--- Data listing ---
— Start —

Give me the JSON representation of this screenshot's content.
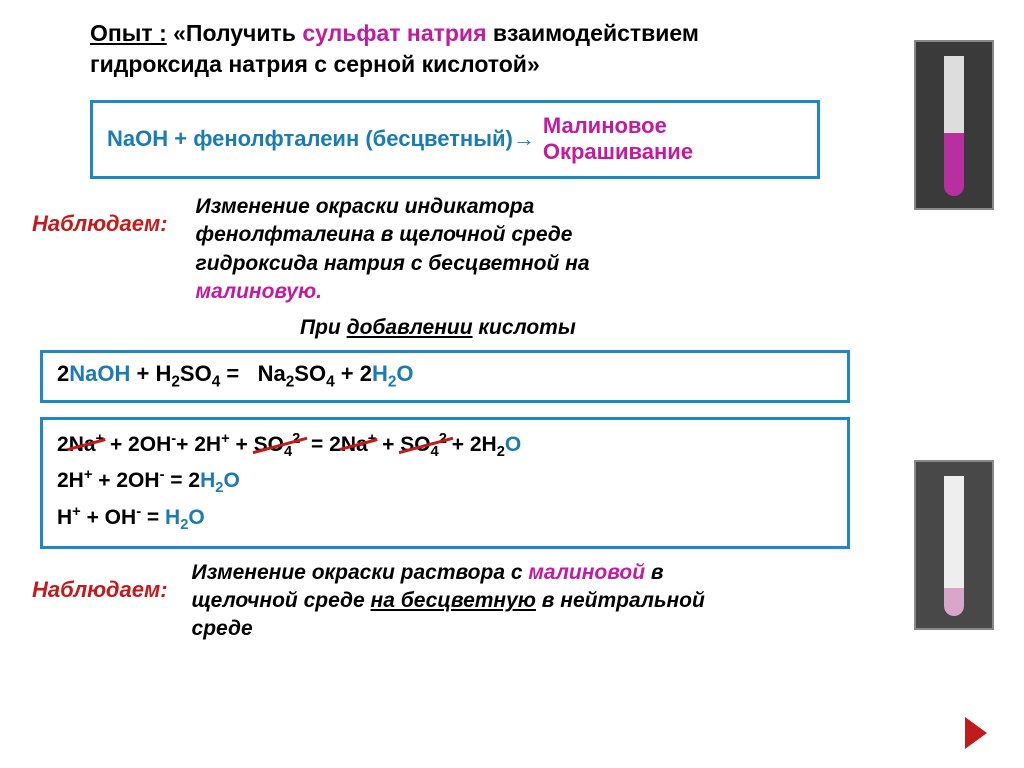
{
  "title": {
    "label": "Опыт :",
    "before": "«Получить",
    "sulfate": "сульфат натрия",
    "after": "взаимодействием",
    "line2": "гидроксида   натрия   с серной кислотой»"
  },
  "box1": {
    "lhs": "NaOH + фенолфталеин (бесцветный)→",
    "rhs1": "Малиновое",
    "rhs2": "Окрашивание"
  },
  "observe1": {
    "label": "Наблюдаем:",
    "text1": "Изменение окраски индикатора",
    "text2": "фенолфталеина в щелочной среде",
    "text3": "гидроксида натрия с бесцветной на",
    "mal": "малиновую."
  },
  "addacid": {
    "pre": "При ",
    "add": "добавлении",
    "post": " кислоты"
  },
  "box2": {
    "pre": "2",
    "naoh": "NaOH",
    "mid": " + H",
    "so4": "SO",
    "eq": " = ",
    "na2so4": "Na",
    "plus": " + 2",
    "h2o": "H",
    "o": "O"
  },
  "box3": {
    "l1a": "2",
    "l1na": "Na",
    "l1b": " + 2OH",
    "l1c": "+ 2H",
    "l1d": " + ",
    "l1so4": "SO",
    "l1e": " = 2",
    "l1na2": "Na",
    "l1f": " + ",
    "l1so42": "SO",
    "l1g": "+ 2H",
    "l2a": "2H",
    "l2b": " + 2OH",
    "l2c": "  =  2",
    "l2h2o": "H",
    "l3a": "H",
    "l3b": " + OH",
    "l3c": "   =  ",
    "l3h2o": "H"
  },
  "observe2": {
    "label": "Наблюдаем:",
    "t1": "Изменение окраски раствора с ",
    "mal": "малиновой",
    "t2": "   в",
    "t3a": "щелочной среде ",
    "t3u": "на бесцветную",
    "t3b": " в нейтральной",
    "t4": "среде"
  },
  "colors": {
    "blue": "#1a7bb5",
    "magenta": "#c21ba0",
    "red": "#c21b1b",
    "border": "#1e88c7"
  }
}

— End —

--- Instruction ---
Strip the images and reproduce the remaining records precisely.

--- Reply ---
Give me the JSON representation of this screenshot's content.
{
  "title": {
    "label": "Опыт :",
    "before": "«Получить",
    "sulfate": "сульфат натрия",
    "after": "взаимодействием",
    "line2": "гидроксида   натрия   с серной кислотой»"
  },
  "box1": {
    "lhs": "NaOH + фенолфталеин (бесцветный)→",
    "rhs1": "Малиновое",
    "rhs2": "Окрашивание"
  },
  "observe1": {
    "label": "Наблюдаем:",
    "text1": "Изменение окраски индикатора",
    "text2": "фенолфталеина в щелочной среде",
    "text3": "гидроксида натрия с бесцветной на",
    "mal": "малиновую."
  },
  "addacid": {
    "pre": "При ",
    "add": "добавлении",
    "post": " кислоты"
  },
  "box2": {
    "pre": "2",
    "naoh": "NaOH",
    "mid": " + H",
    "so4": "SO",
    "eq": " = ",
    "na2so4": "Na",
    "plus": " + 2",
    "h2o": "H",
    "o": "O"
  },
  "box3": {
    "l1a": "2",
    "l1na": "Na",
    "l1b": " + 2OH",
    "l1c": "+ 2H",
    "l1d": " + ",
    "l1so4": "SO",
    "l1e": " = 2",
    "l1na2": "Na",
    "l1f": " + ",
    "l1so42": "SO",
    "l1g": "+ 2H",
    "l2a": "2H",
    "l2b": " + 2OH",
    "l2c": "  =  2",
    "l2h2o": "H",
    "l3a": "H",
    "l3b": " + OH",
    "l3c": "   =  ",
    "l3h2o": "H"
  },
  "observe2": {
    "label": "Наблюдаем:",
    "t1": "Изменение окраски раствора с ",
    "mal": "малиновой",
    "t2": "   в",
    "t3a": "щелочной среде ",
    "t3u": "на бесцветную",
    "t3b": " в нейтральной",
    "t4": "среде"
  },
  "colors": {
    "blue": "#1a7bb5",
    "magenta": "#c21ba0",
    "red": "#c21b1b",
    "border": "#1e88c7"
  }
}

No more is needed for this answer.